Figure content listings:
┄┄┄┄┄┄┄┄┄┄┄┄┄┄┄┄┄┄┄┄
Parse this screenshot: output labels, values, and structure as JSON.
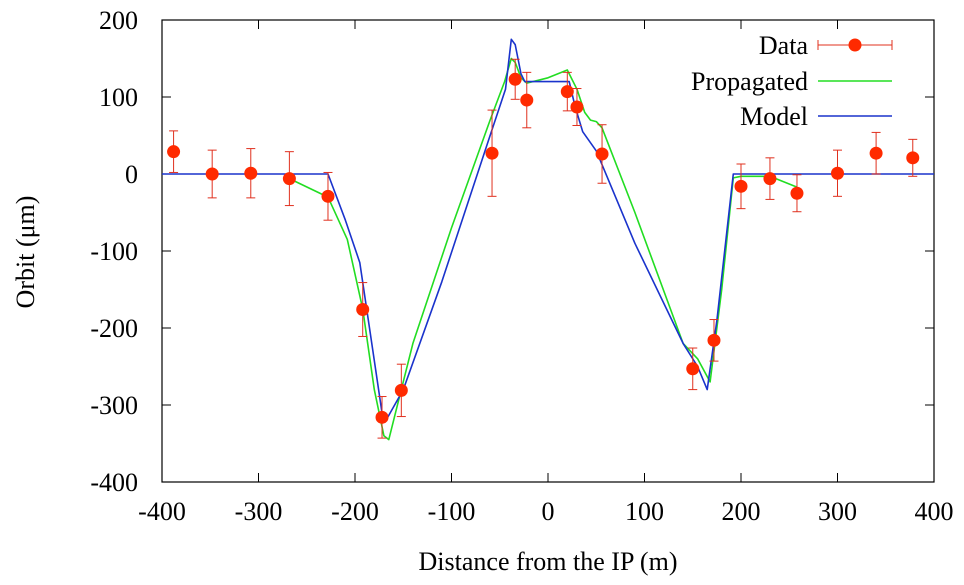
{
  "chart_data": {
    "type": "line",
    "xlabel": "Distance from the IP (m)",
    "ylabel": "Orbit (μm)",
    "xlim": [
      -400,
      400
    ],
    "ylim": [
      -400,
      200
    ],
    "x_ticks": [
      -400,
      -300,
      -200,
      -100,
      0,
      100,
      200,
      300,
      400
    ],
    "y_ticks": [
      200,
      100,
      0,
      -100,
      -200,
      -300,
      -400
    ],
    "grid": false,
    "legend_position": "top-right",
    "legend": [
      "Data",
      "Propagated",
      "Model"
    ],
    "colors": {
      "data": "#ff2a00",
      "errorbar": "#e0301e",
      "propagated": "#22dd22",
      "model": "#1a33cc",
      "axis": "#000000"
    },
    "series": [
      {
        "name": "Data",
        "kind": "points_with_errorbars",
        "points": [
          {
            "x": -388,
            "y": 29,
            "err": 27
          },
          {
            "x": -348,
            "y": 0,
            "err": 31
          },
          {
            "x": -308,
            "y": 1,
            "err": 32
          },
          {
            "x": -268,
            "y": -6,
            "err": 35
          },
          {
            "x": -228,
            "y": -29,
            "err": 31
          },
          {
            "x": -192,
            "y": -176,
            "err": 35
          },
          {
            "x": -172,
            "y": -316,
            "err": 27
          },
          {
            "x": -152,
            "y": -281,
            "err": 34
          },
          {
            "x": -58,
            "y": 27,
            "err": 56
          },
          {
            "x": -34,
            "y": 123,
            "err": 26
          },
          {
            "x": -22,
            "y": 96,
            "err": 36
          },
          {
            "x": 20,
            "y": 107,
            "err": 25
          },
          {
            "x": 30,
            "y": 87,
            "err": 24
          },
          {
            "x": 56,
            "y": 26,
            "err": 38
          },
          {
            "x": 150,
            "y": -253,
            "err": 27
          },
          {
            "x": 172,
            "y": -216,
            "err": 27
          },
          {
            "x": 200,
            "y": -16,
            "err": 29
          },
          {
            "x": 230,
            "y": -6,
            "err": 27
          },
          {
            "x": 258,
            "y": -25,
            "err": 24
          },
          {
            "x": 300,
            "y": 1,
            "err": 30
          },
          {
            "x": 340,
            "y": 27,
            "err": 27
          },
          {
            "x": 378,
            "y": 21,
            "err": 24
          }
        ]
      },
      {
        "name": "Propagated",
        "kind": "line",
        "points": [
          [
            -268,
            -6
          ],
          [
            -228,
            -30
          ],
          [
            -208,
            -85
          ],
          [
            -192,
            -175
          ],
          [
            -180,
            -280
          ],
          [
            -170,
            -340
          ],
          [
            -165,
            -345
          ],
          [
            -152,
            -280
          ],
          [
            -140,
            -220
          ],
          [
            -100,
            -70
          ],
          [
            -60,
            70
          ],
          [
            -45,
            120
          ],
          [
            -38,
            150
          ],
          [
            -34,
            145
          ],
          [
            -28,
            125
          ],
          [
            -22,
            118
          ],
          [
            0,
            125
          ],
          [
            20,
            135
          ],
          [
            30,
            110
          ],
          [
            38,
            80
          ],
          [
            44,
            70
          ],
          [
            50,
            68
          ],
          [
            56,
            60
          ],
          [
            90,
            -50
          ],
          [
            140,
            -220
          ],
          [
            155,
            -240
          ],
          [
            168,
            -270
          ],
          [
            180,
            -150
          ],
          [
            192,
            -5
          ],
          [
            200,
            -3
          ],
          [
            230,
            -3
          ],
          [
            258,
            -17
          ]
        ]
      },
      {
        "name": "Model",
        "kind": "line",
        "points": [
          [
            -400,
            0
          ],
          [
            -228,
            0
          ],
          [
            -210,
            -60
          ],
          [
            -195,
            -115
          ],
          [
            -185,
            -200
          ],
          [
            -172,
            -310
          ],
          [
            -167,
            -318
          ],
          [
            -150,
            -280
          ],
          [
            -110,
            -140
          ],
          [
            -60,
            50
          ],
          [
            -44,
            110
          ],
          [
            -38,
            175
          ],
          [
            -34,
            168
          ],
          [
            -28,
            130
          ],
          [
            -24,
            120
          ],
          [
            22,
            120
          ],
          [
            28,
            88
          ],
          [
            36,
            55
          ],
          [
            50,
            30
          ],
          [
            90,
            -90
          ],
          [
            140,
            -220
          ],
          [
            155,
            -250
          ],
          [
            165,
            -280
          ],
          [
            175,
            -190
          ],
          [
            192,
            0
          ],
          [
            400,
            0
          ]
        ]
      }
    ]
  }
}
┄┄┄┄┄┄┄┄┄┄┄┄┄┄┄┄┄┄┄┄
**Exercise:** Look above for lines with the word "name" and copy them all.

**Finished task:**
        "name": "Data",
        "name": "Propagated",
        "name": "Model",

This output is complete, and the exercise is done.